_Task statement_: In the entries that follow, how many lines contain "ЕПГУ"? Answer with the number only.

--- START OF Dataset extract ---

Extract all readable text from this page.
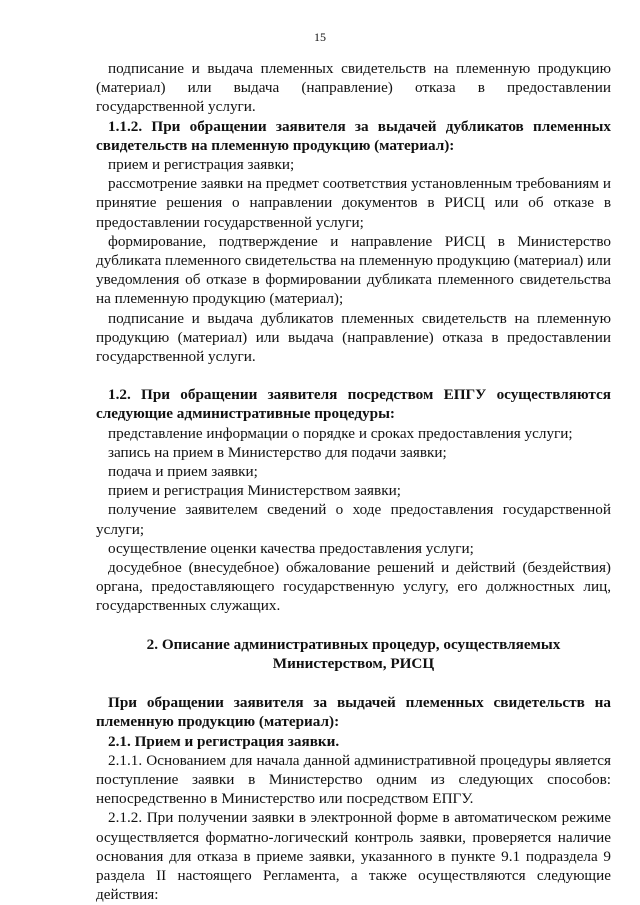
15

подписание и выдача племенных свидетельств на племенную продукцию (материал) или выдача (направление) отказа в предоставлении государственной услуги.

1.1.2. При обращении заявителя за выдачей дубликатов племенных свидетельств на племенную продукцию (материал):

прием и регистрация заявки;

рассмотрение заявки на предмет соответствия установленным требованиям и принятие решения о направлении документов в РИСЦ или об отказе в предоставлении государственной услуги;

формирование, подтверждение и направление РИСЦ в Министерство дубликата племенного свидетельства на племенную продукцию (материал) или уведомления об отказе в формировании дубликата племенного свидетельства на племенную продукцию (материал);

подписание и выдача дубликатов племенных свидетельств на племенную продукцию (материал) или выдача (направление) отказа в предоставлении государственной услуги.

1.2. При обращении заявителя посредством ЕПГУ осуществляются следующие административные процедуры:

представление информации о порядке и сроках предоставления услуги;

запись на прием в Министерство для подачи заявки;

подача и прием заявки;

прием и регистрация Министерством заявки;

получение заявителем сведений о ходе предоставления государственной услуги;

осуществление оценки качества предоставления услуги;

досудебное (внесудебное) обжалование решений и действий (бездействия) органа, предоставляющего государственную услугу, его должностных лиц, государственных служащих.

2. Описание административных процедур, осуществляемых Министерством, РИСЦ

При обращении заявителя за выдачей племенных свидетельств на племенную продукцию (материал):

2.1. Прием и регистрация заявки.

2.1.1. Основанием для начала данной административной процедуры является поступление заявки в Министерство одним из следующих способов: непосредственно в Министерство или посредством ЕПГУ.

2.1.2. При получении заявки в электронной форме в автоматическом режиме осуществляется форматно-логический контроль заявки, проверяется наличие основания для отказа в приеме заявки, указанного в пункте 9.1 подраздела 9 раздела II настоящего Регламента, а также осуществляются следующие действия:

--- END OF Dataset extract ---
--- START OF Dataset extract ---

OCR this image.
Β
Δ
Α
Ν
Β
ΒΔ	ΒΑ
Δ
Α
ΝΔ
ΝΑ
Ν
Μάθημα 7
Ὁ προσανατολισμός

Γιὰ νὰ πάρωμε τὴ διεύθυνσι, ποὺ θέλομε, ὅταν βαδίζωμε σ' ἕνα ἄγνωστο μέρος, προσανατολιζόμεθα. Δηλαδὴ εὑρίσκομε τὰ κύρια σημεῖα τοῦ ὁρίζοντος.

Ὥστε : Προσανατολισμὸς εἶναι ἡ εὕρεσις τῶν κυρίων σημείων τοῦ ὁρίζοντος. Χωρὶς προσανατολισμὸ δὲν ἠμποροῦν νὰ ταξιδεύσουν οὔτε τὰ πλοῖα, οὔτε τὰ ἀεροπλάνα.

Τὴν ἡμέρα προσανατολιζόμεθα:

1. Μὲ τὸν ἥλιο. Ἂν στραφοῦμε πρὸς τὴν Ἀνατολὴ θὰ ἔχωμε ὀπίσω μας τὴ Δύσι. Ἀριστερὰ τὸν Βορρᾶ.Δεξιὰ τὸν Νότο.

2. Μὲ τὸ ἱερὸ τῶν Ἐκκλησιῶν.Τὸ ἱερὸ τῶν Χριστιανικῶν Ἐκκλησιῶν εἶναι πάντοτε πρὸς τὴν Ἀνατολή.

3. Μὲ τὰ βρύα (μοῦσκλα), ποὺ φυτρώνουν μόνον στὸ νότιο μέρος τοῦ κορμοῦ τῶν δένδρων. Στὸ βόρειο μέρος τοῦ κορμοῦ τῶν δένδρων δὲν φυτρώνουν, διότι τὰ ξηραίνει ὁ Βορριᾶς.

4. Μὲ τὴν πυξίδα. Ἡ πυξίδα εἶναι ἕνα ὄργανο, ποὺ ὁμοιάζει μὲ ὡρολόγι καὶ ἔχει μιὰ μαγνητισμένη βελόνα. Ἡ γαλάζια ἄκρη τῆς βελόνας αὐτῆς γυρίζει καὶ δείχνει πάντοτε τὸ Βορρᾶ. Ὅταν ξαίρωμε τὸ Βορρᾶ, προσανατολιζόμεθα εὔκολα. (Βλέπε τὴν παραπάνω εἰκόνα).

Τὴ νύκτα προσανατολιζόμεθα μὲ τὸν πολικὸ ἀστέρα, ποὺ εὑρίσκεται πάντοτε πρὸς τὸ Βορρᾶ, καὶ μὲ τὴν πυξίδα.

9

--- END OF Dataset extract ---

_Task output_: 2